JOB |
Which lines include the word "files"? Copy each of them.

ITEMS |
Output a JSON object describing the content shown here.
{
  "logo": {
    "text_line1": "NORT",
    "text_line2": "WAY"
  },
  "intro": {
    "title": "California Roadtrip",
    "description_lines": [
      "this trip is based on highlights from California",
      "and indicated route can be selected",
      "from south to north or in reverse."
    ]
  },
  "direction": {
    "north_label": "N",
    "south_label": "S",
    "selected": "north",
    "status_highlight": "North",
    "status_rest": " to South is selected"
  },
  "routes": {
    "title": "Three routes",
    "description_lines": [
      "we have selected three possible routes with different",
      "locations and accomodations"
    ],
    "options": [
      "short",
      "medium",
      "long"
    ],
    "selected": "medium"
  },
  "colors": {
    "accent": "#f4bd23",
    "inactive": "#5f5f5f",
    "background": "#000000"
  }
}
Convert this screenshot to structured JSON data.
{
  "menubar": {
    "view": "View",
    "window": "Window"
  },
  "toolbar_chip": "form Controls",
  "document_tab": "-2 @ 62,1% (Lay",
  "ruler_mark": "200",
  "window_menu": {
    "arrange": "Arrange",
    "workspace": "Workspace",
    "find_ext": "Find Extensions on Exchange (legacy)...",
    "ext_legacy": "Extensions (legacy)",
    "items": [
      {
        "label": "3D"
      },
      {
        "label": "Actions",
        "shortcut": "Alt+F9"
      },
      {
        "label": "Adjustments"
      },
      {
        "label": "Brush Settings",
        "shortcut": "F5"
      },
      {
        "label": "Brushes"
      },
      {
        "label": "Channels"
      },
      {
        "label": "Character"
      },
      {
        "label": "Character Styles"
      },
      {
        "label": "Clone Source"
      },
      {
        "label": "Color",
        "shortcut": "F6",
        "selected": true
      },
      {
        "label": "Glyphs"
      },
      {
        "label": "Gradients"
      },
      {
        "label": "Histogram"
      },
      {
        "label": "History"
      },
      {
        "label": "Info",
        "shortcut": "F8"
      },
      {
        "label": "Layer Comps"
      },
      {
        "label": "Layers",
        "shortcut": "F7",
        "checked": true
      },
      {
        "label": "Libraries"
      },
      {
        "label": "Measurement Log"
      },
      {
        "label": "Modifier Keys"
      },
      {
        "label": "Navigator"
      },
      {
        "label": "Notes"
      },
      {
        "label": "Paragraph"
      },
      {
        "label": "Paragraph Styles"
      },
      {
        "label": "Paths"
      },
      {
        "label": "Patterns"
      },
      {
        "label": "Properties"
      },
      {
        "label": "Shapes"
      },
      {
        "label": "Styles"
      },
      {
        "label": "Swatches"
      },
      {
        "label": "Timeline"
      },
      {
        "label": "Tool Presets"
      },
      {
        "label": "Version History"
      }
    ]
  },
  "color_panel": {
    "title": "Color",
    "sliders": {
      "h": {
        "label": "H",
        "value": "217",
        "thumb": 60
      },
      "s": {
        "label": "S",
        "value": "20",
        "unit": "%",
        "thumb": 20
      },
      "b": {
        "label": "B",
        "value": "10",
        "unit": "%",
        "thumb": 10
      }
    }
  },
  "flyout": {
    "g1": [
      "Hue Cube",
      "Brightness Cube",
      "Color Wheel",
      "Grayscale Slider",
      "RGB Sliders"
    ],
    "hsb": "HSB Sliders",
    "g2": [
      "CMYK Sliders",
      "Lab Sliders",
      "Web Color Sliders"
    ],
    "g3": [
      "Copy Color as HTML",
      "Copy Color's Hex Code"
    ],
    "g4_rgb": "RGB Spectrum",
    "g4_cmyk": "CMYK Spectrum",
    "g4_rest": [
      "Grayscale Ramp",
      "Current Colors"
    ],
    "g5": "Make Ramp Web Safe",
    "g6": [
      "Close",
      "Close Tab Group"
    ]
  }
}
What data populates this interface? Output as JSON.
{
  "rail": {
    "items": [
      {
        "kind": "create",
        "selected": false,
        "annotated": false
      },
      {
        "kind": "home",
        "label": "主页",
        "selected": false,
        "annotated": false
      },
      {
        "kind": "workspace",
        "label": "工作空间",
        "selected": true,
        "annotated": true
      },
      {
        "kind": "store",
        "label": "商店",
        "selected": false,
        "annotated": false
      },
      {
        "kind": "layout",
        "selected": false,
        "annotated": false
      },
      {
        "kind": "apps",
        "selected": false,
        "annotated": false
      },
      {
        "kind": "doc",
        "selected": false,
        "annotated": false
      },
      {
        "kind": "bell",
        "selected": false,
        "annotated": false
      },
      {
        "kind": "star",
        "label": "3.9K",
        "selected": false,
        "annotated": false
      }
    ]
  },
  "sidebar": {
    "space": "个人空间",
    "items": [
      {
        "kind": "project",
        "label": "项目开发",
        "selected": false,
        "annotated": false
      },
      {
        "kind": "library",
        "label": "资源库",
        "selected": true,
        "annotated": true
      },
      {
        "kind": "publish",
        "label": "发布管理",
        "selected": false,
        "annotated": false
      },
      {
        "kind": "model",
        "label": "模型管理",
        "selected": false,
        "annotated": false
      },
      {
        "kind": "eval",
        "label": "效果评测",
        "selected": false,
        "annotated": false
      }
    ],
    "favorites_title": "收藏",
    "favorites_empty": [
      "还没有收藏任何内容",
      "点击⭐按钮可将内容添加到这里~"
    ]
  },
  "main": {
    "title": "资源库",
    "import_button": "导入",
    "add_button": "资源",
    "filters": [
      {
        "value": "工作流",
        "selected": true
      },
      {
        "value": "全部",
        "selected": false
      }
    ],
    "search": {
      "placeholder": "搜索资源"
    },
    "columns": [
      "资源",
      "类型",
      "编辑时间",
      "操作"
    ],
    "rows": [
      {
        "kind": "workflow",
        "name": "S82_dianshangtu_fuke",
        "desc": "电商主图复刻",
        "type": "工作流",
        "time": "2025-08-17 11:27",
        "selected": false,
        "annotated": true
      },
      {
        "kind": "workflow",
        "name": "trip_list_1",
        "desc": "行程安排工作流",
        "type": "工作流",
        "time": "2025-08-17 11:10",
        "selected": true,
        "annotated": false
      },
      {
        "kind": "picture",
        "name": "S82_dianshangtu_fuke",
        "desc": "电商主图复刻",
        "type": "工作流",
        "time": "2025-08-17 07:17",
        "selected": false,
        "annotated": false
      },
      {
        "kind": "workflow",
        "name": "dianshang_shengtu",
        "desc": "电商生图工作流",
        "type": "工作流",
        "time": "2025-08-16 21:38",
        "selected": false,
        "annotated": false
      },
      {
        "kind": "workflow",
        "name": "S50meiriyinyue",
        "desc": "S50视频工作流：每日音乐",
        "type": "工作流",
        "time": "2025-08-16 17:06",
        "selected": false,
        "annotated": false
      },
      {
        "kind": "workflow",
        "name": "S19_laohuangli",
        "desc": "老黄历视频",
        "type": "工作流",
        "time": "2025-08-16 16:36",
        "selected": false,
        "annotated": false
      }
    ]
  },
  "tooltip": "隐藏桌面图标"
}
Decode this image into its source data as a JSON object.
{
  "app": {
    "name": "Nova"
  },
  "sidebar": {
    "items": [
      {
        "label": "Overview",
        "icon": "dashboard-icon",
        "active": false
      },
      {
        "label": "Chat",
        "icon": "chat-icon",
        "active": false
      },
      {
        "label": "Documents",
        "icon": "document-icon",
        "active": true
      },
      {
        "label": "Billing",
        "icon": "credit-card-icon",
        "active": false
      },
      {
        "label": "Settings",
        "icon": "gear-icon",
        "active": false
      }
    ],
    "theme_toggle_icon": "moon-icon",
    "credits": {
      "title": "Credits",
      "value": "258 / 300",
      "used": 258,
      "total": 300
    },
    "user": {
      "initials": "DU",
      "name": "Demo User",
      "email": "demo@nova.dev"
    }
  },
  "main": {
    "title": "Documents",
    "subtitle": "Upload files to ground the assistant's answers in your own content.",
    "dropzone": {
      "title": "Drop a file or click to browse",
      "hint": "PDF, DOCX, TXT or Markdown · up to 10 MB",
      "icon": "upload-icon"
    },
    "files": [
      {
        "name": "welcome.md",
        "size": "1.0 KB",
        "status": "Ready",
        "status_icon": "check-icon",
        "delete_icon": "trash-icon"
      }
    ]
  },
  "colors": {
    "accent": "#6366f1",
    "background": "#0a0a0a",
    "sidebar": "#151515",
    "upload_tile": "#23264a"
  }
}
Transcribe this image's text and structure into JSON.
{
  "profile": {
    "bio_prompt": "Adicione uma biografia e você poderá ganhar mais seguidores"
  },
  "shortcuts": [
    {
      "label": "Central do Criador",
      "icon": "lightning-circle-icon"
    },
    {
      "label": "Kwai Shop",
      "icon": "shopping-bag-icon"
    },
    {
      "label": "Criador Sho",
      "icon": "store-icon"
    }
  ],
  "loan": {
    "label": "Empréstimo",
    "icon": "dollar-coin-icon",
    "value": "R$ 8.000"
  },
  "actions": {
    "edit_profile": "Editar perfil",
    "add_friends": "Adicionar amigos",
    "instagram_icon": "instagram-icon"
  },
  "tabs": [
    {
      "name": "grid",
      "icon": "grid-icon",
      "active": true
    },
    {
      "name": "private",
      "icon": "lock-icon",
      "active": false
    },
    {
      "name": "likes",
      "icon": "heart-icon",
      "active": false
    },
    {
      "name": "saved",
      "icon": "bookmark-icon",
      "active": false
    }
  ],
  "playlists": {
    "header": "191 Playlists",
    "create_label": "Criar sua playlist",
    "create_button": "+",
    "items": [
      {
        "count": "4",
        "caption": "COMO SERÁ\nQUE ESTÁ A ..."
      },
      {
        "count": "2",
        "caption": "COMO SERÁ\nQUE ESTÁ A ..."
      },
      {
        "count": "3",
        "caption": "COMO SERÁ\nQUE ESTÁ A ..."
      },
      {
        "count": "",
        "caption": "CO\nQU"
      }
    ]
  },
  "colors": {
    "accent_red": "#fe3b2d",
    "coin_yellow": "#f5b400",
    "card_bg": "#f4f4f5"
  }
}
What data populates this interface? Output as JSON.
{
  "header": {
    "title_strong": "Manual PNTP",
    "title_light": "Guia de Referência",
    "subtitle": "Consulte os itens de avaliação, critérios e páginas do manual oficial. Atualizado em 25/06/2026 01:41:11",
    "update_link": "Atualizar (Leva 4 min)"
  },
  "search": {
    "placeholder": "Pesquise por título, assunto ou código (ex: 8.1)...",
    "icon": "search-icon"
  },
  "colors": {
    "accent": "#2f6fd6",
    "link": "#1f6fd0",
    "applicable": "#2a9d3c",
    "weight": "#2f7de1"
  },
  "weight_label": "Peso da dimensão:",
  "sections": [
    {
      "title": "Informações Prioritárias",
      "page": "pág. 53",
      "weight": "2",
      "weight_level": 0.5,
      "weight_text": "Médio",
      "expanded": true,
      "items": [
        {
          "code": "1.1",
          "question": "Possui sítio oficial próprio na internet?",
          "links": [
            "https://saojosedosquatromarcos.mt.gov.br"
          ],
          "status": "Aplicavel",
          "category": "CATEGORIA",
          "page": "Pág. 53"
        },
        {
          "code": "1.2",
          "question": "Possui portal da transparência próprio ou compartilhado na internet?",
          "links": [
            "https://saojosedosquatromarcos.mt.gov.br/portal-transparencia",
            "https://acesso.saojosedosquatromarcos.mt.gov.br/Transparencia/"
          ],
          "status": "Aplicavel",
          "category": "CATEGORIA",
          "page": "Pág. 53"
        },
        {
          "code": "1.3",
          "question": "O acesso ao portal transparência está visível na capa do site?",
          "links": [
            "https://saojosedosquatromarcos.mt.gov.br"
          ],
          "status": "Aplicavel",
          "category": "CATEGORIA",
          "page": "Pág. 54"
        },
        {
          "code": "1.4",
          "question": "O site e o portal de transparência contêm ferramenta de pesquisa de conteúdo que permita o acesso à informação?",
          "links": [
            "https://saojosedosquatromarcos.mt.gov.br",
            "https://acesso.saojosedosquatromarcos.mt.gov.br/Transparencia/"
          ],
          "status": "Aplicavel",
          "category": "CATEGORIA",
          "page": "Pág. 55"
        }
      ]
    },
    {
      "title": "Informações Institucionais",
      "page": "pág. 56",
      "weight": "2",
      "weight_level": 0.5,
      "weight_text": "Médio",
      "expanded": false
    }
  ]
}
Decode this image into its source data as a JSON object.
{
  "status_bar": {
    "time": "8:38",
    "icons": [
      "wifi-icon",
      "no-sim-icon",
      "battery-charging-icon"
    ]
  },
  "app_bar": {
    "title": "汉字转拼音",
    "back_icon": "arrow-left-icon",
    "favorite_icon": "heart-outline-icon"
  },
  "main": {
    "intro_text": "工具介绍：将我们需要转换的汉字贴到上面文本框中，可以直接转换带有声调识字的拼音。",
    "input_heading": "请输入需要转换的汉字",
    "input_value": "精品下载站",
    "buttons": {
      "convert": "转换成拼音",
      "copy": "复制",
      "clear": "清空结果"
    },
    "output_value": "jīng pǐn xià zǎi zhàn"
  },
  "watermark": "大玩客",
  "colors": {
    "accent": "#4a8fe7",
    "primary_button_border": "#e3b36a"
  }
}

EXERCISE OUTPUT |
    "subtitle": "Upload files to ground the assistant's answers in your own content.",
    "files": [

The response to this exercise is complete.